● **What needs to be done**
Find the string "Inventories" in the data, then copy every line where it is found.
>>>
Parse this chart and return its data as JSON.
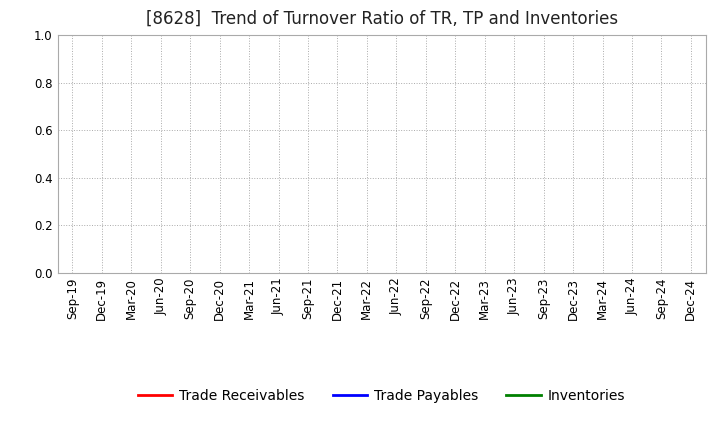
{
  "title": "[8628]  Trend of Turnover Ratio of TR, TP and Inventories",
  "x_labels": [
    "Sep-19",
    "Dec-19",
    "Mar-20",
    "Jun-20",
    "Sep-20",
    "Dec-20",
    "Mar-21",
    "Jun-21",
    "Sep-21",
    "Dec-21",
    "Mar-22",
    "Jun-22",
    "Sep-22",
    "Dec-22",
    "Mar-23",
    "Jun-23",
    "Sep-23",
    "Dec-23",
    "Mar-24",
    "Jun-24",
    "Sep-24",
    "Dec-24"
  ],
  "ylim": [
    0.0,
    1.0
  ],
  "yticks": [
    0.0,
    0.2,
    0.4,
    0.6,
    0.8,
    1.0
  ],
  "series": {
    "Trade Receivables": {
      "color": "#FF0000",
      "data": [
        null,
        null,
        null,
        null,
        null,
        null,
        null,
        null,
        null,
        null,
        null,
        null,
        null,
        null,
        null,
        null,
        null,
        null,
        null,
        null,
        null,
        null
      ]
    },
    "Trade Payables": {
      "color": "#0000FF",
      "data": [
        null,
        null,
        null,
        null,
        null,
        null,
        null,
        null,
        null,
        null,
        null,
        null,
        null,
        null,
        null,
        null,
        null,
        null,
        null,
        null,
        null,
        null
      ]
    },
    "Inventories": {
      "color": "#008000",
      "data": [
        null,
        null,
        null,
        null,
        null,
        null,
        null,
        null,
        null,
        null,
        null,
        null,
        null,
        null,
        null,
        null,
        null,
        null,
        null,
        null,
        null,
        null
      ]
    }
  },
  "background_color": "#FFFFFF",
  "grid_color": "#AAAAAA",
  "title_fontsize": 12,
  "legend_fontsize": 10,
  "tick_fontsize": 8.5
}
<<<
● **Full response**
  "title": "[8628]  Trend of Turnover Ratio of TR, TP and Inventories",
    "Inventories": {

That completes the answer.